— Available records —
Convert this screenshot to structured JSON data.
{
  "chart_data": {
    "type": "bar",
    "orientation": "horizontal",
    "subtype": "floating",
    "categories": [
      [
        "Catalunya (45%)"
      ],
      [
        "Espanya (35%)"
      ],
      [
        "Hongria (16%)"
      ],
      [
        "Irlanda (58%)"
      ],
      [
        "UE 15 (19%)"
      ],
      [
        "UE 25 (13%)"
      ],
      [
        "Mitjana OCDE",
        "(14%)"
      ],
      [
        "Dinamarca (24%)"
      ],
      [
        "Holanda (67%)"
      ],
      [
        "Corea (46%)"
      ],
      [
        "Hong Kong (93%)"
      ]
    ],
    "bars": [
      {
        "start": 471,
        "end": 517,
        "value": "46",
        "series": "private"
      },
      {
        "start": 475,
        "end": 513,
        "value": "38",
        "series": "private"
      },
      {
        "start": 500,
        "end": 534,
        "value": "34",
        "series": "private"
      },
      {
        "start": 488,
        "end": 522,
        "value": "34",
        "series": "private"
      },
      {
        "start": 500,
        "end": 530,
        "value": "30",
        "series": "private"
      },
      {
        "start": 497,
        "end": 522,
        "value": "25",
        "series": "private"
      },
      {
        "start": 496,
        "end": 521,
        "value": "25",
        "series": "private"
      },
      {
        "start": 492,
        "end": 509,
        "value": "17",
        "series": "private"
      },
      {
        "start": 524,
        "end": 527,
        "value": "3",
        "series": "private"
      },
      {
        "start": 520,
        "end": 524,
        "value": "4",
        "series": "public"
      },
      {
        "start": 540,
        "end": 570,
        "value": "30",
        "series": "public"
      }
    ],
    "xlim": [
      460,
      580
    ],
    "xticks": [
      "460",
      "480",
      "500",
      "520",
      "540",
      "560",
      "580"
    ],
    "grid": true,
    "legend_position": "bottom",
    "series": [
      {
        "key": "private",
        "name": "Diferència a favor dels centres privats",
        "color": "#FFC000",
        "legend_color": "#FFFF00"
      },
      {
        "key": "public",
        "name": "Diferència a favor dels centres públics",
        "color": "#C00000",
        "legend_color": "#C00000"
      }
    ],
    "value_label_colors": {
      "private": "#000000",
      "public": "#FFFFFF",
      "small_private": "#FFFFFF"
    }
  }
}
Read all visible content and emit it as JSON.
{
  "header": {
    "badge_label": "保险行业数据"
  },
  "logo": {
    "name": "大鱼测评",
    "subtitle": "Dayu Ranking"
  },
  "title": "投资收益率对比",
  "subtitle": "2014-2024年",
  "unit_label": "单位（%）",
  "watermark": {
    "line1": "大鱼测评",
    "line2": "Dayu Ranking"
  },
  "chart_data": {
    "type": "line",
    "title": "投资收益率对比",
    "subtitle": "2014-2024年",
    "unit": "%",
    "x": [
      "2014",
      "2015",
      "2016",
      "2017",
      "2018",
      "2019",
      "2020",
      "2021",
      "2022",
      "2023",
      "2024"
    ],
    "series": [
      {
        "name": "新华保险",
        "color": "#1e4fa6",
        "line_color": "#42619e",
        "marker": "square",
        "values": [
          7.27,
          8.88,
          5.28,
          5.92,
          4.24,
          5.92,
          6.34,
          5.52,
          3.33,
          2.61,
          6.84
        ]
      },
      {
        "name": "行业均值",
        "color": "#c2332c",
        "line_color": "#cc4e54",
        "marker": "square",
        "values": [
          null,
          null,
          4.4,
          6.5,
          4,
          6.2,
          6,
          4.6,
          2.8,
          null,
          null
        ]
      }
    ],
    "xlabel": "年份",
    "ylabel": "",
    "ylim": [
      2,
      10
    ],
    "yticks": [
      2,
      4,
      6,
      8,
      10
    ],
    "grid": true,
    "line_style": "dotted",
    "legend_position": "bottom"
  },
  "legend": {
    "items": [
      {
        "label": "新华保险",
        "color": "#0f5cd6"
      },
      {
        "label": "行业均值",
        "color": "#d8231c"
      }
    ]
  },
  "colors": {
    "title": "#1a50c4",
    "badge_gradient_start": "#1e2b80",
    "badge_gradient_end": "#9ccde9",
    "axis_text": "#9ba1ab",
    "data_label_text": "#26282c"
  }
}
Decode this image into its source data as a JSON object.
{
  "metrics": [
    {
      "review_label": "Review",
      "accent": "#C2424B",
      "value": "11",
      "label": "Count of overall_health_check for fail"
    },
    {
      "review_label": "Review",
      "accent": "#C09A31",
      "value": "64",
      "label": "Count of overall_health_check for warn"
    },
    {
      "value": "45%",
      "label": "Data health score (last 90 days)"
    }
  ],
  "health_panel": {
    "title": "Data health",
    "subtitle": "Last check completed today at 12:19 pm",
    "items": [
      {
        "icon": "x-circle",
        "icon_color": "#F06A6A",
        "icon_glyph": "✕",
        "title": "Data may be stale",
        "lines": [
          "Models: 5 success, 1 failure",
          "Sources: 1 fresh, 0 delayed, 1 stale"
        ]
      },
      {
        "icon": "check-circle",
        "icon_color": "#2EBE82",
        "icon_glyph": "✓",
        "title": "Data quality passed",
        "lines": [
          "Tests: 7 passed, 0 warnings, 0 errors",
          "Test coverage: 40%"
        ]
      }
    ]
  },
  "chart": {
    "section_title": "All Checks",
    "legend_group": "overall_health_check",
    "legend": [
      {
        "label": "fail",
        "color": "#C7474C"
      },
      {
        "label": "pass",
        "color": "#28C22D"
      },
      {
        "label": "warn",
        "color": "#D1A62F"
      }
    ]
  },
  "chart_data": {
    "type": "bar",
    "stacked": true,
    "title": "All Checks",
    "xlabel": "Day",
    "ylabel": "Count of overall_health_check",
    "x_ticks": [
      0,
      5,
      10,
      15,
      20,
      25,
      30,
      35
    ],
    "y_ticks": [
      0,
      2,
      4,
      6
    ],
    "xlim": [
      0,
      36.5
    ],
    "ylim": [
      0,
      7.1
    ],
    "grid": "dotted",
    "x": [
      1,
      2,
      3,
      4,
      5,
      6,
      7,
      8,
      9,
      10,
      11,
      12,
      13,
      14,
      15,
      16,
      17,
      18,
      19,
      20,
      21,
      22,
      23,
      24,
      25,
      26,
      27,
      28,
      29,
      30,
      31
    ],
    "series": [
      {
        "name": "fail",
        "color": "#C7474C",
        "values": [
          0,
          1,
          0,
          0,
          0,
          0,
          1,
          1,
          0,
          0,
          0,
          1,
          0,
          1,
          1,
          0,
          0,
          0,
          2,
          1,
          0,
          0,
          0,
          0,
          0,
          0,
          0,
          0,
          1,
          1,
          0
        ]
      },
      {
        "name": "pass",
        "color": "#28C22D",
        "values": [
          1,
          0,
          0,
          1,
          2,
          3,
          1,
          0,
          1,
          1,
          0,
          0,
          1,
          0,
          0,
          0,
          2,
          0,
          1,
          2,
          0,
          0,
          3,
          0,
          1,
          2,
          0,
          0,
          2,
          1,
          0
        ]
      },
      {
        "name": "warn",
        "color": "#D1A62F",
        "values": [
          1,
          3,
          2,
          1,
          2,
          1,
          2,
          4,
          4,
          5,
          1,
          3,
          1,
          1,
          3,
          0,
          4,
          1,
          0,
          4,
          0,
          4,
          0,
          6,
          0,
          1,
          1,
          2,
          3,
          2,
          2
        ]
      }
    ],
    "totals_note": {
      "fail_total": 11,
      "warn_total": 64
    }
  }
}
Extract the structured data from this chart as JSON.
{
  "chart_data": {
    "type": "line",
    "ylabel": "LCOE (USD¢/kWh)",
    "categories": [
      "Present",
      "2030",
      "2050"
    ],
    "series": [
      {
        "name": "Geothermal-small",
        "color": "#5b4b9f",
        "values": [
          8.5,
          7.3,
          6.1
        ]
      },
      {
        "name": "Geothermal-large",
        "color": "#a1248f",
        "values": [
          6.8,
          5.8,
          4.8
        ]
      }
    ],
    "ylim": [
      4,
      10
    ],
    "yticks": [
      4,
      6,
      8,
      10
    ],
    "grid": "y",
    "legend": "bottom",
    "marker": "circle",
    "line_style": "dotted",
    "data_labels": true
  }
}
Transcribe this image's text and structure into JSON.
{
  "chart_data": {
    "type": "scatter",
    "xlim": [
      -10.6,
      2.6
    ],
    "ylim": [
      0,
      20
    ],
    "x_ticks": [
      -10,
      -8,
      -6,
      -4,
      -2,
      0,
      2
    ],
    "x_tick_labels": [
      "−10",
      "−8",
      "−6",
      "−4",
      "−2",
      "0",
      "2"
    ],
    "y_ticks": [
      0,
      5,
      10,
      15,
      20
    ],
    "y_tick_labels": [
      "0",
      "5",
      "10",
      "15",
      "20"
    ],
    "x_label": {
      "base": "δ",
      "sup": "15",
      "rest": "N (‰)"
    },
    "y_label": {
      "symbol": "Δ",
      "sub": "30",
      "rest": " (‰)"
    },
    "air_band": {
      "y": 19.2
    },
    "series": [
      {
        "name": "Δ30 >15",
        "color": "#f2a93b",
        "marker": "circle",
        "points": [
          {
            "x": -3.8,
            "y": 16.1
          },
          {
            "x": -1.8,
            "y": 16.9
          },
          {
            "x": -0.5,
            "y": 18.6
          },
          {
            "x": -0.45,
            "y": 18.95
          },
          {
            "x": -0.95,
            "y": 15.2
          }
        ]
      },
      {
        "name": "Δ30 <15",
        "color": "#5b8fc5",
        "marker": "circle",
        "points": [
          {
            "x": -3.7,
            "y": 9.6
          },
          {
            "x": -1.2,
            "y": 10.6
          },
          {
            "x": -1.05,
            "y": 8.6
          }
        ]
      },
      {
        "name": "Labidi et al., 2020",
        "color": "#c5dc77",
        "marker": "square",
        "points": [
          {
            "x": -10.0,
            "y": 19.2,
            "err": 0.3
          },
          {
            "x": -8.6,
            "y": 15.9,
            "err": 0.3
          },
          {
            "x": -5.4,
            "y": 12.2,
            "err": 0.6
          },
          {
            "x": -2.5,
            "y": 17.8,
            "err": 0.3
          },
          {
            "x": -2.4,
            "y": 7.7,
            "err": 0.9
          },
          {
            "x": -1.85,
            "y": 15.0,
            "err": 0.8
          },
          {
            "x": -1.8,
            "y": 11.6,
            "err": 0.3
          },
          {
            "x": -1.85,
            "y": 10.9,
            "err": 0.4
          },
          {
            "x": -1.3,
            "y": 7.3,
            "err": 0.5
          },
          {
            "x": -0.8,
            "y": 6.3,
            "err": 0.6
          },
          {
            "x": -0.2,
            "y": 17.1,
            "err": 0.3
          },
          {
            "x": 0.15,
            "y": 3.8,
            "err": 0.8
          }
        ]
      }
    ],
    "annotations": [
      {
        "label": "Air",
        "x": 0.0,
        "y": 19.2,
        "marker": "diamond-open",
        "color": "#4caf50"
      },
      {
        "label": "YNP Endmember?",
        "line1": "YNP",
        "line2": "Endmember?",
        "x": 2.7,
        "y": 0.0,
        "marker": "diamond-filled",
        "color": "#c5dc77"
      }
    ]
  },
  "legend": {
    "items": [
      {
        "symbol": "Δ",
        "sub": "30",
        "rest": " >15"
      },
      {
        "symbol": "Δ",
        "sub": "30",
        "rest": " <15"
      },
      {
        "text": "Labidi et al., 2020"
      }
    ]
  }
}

— Goal —
Copy all lines from the listing that contain "grid".

— Written solution —
    "grid": true,
    "grid": true,
    "grid": "dotted",
    "grid": "y",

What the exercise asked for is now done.